> **AIM**
Below is the data. Give it again, complete and exact.
——
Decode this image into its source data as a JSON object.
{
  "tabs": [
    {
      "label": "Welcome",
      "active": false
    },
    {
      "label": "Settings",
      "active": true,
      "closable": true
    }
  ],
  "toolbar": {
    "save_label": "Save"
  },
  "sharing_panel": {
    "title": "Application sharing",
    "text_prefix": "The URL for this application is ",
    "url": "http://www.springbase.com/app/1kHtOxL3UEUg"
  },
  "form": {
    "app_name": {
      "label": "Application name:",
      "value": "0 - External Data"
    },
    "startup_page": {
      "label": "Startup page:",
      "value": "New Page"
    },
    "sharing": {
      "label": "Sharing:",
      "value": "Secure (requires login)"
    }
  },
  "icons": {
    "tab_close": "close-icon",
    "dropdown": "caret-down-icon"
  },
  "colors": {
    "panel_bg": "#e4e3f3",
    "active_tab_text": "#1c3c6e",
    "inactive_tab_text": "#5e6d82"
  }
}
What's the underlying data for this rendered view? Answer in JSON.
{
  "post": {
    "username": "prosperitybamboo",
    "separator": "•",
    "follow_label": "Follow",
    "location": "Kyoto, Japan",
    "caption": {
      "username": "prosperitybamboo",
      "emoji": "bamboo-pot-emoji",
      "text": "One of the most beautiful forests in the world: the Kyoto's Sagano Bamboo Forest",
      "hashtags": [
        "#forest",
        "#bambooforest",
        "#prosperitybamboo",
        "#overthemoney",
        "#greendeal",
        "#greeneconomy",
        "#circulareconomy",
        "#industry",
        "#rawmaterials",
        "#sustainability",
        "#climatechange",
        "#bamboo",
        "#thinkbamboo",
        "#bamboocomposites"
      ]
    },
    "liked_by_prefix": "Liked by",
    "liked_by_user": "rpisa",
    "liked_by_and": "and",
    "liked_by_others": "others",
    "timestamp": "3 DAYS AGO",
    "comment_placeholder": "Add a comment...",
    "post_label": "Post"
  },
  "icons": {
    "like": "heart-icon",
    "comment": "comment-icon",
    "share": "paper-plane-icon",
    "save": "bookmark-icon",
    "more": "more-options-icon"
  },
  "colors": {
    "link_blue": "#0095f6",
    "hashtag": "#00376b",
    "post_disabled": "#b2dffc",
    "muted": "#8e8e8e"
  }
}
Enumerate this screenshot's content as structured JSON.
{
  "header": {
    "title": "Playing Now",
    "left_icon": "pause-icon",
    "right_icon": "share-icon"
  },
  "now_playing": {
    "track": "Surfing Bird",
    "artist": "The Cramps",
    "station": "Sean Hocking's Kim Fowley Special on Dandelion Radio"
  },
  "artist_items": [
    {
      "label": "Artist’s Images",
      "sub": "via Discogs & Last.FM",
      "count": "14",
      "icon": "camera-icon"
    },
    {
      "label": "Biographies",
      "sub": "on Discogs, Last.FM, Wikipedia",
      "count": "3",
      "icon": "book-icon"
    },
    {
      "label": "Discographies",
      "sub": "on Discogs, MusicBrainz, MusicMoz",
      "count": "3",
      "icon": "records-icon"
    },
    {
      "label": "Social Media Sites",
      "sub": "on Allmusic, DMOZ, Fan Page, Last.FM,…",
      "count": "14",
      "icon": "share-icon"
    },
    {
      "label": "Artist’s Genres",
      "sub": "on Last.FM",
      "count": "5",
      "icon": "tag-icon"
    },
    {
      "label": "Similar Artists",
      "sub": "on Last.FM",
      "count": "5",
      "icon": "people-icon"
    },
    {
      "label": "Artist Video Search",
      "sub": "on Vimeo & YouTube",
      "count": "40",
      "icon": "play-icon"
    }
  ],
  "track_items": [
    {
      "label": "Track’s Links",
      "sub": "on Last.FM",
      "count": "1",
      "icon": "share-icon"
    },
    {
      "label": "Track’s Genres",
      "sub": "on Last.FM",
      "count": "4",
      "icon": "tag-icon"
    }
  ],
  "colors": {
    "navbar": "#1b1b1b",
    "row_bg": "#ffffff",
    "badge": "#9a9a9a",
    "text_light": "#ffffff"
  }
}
——
> **ANSWER TO THE EXERCISE**
Decode this image into its source data as a JSON object.
{
  "tabs": [
    {
      "label": "Welcome",
      "active": false
    },
    {
      "label": "Settings",
      "active": true,
      "closable": true
    }
  ],
  "toolbar": {
    "save_label": "Save"
  },
  "sharing_panel": {
    "title": "Application sharing",
    "text_prefix": "The URL for this application is ",
    "url": "http://www.springbase.com/app/1kHtOxL3UEUg"
  },
  "form": {
    "app_name": {
      "label": "Application name:",
      "value": "0 - External Data"
    },
    "startup_page": {
      "label": "Startup page:",
      "value": "New Page"
    },
    "sharing": {
      "label": "Sharing:",
      "value": "Secure (requires login)"
    }
  },
  "icons": {
    "tab_close": "close-icon",
    "dropdown": "caret-down-icon"
  },
  "colors": {
    "panel_bg": "#e4e3f3",
    "active_tab_text": "#1c3c6e",
    "inactive_tab_text": "#5e6d82"
  }
}
What's the underlying data for this rendered view? Answer in JSON.
{
  "post": {
    "username": "prosperitybamboo",
    "separator": "•",
    "follow_label": "Follow",
    "location": "Kyoto, Japan",
    "caption": {
      "username": "prosperitybamboo",
      "emoji": "bamboo-pot-emoji",
      "text": "One of the most beautiful forests in the world: the Kyoto's Sagano Bamboo Forest",
      "hashtags": [
        "#forest",
        "#bambooforest",
        "#prosperitybamboo",
        "#overthemoney",
        "#greendeal",
        "#greeneconomy",
        "#circulareconomy",
        "#industry",
        "#rawmaterials",
        "#sustainability",
        "#climatechange",
        "#bamboo",
        "#thinkbamboo",
        "#bamboocomposites"
      ]
    },
    "liked_by_prefix": "Liked by",
    "liked_by_user": "rpisa",
    "liked_by_and": "and",
    "liked_by_others": "others",
    "timestamp": "3 DAYS AGO",
    "comment_placeholder": "Add a comment...",
    "post_label": "Post"
  },
  "icons": {
    "like": "heart-icon",
    "comment": "comment-icon",
    "share": "paper-plane-icon",
    "save": "bookmark-icon",
    "more": "more-options-icon"
  },
  "colors": {
    "link_blue": "#0095f6",
    "hashtag": "#00376b",
    "post_disabled": "#b2dffc",
    "muted": "#8e8e8e"
  }
}
Enumerate this screenshot's content as structured JSON.
{
  "header": {
    "title": "Playing Now",
    "left_icon": "pause-icon",
    "right_icon": "share-icon"
  },
  "now_playing": {
    "track": "Surfing Bird",
    "artist": "The Cramps",
    "station": "Sean Hocking's Kim Fowley Special on Dandelion Radio"
  },
  "artist_items": [
    {
      "label": "Artist’s Images",
      "sub": "via Discogs & Last.FM",
      "count": "14",
      "icon": "camera-icon"
    },
    {
      "label": "Biographies",
      "sub": "on Discogs, Last.FM, Wikipedia",
      "count": "3",
      "icon": "book-icon"
    },
    {
      "label": "Discographies",
      "sub": "on Discogs, MusicBrainz, MusicMoz",
      "count": "3",
      "icon": "records-icon"
    },
    {
      "label": "Social Media Sites",
      "sub": "on Allmusic, DMOZ, Fan Page, Last.FM,…",
      "count": "14",
      "icon": "share-icon"
    },
    {
      "label": "Artist’s Genres",
      "sub": "on Last.FM",
      "count": "5",
      "icon": "tag-icon"
    },
    {
      "label": "Similar Artists",
      "sub": "on Last.FM",
      "count": "5",
      "icon": "people-icon"
    },
    {
      "label": "Artist Video Search",
      "sub": "on Vimeo & YouTube",
      "count": "40",
      "icon": "play-icon"
    }
  ],
  "track_items": [
    {
      "label": "Track’s Links",
      "sub": "on Last.FM",
      "count": "1",
      "icon": "share-icon"
    },
    {
      "label": "Track’s Genres",
      "sub": "on Last.FM",
      "count": "4",
      "icon": "tag-icon"
    }
  ],
  "colors": {
    "navbar": "#1b1b1b",
    "row_bg": "#ffffff",
    "badge": "#9a9a9a",
    "text_light": "#ffffff"
  }
}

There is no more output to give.